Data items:
* start *
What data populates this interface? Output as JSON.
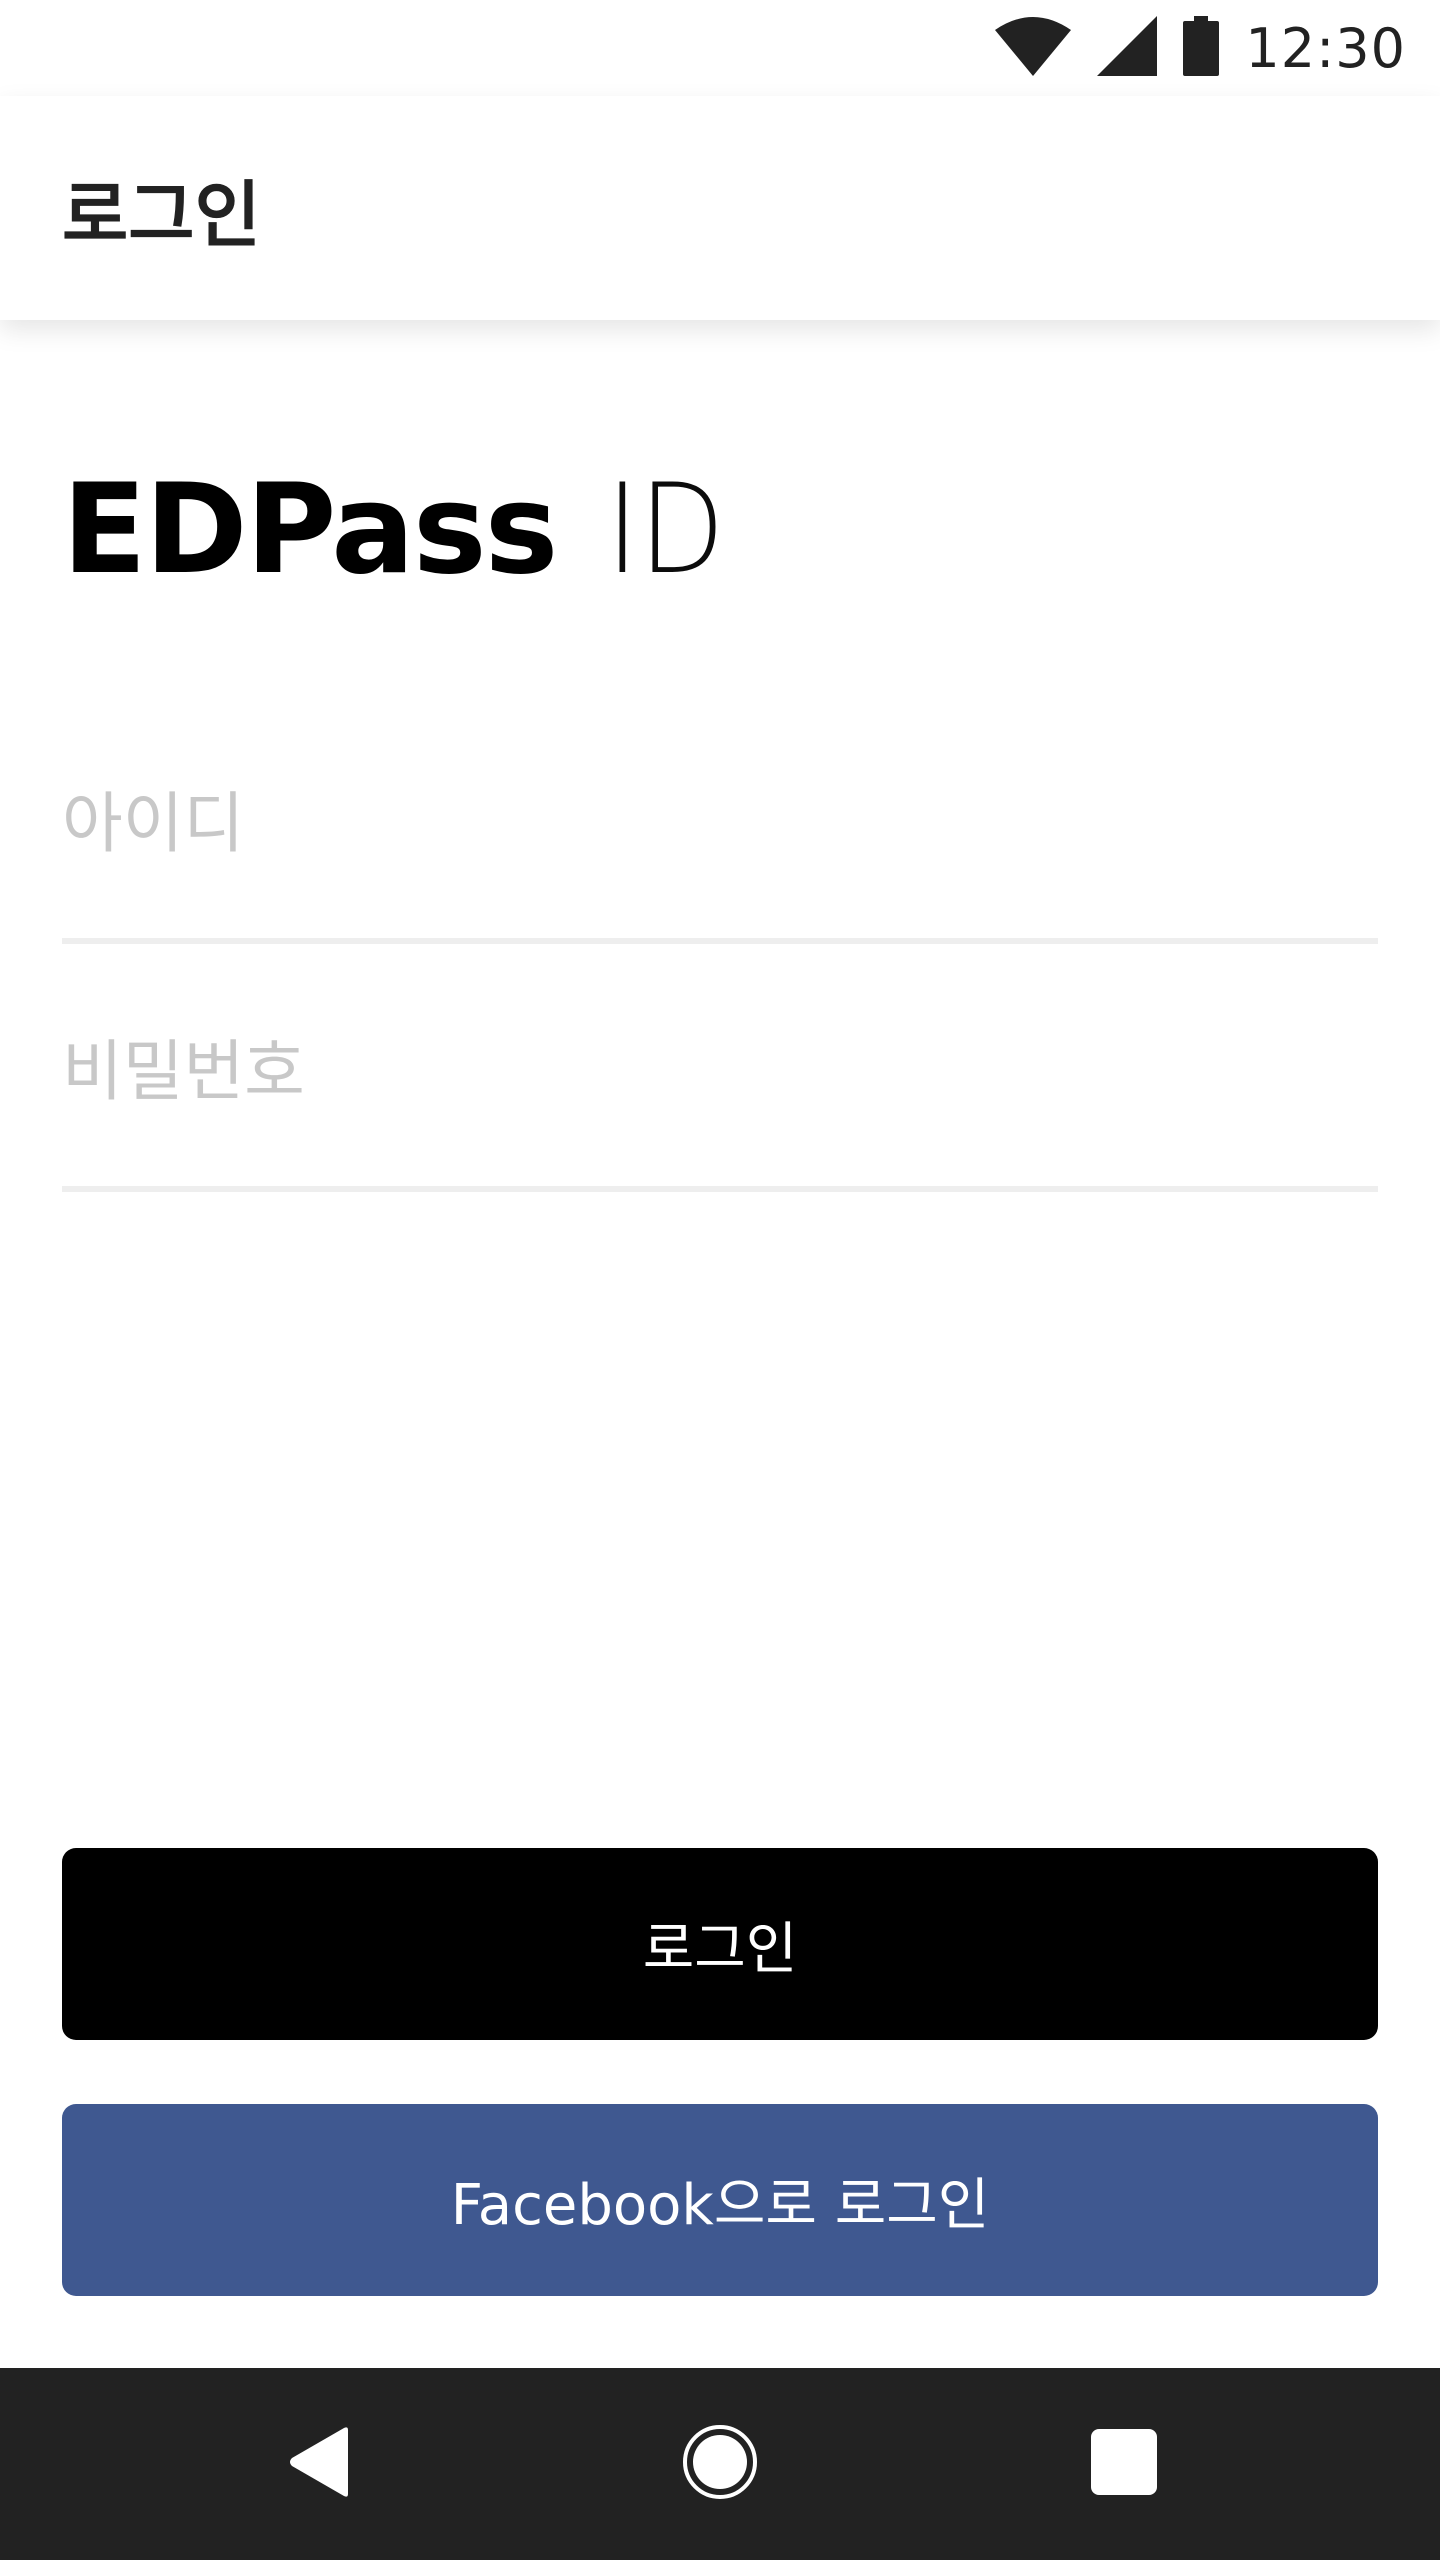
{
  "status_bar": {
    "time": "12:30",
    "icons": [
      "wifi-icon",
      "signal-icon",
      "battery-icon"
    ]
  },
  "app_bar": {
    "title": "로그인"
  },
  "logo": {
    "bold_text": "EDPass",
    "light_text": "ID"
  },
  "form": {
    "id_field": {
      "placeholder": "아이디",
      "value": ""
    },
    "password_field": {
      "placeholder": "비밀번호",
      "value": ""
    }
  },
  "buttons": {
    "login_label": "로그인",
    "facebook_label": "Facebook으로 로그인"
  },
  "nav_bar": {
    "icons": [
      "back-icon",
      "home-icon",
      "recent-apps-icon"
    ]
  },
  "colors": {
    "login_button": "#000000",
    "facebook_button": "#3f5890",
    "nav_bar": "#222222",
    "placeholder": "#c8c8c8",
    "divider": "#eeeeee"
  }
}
* end *
**WORK INSTRUCTIONS**
Every line containing the string "placeholder" must be listed.

**ANSWER TO THE EXERCISE**
      "placeholder": "아이디",
      "placeholder": "비밀번호",
    "placeholder": "#c8c8c8",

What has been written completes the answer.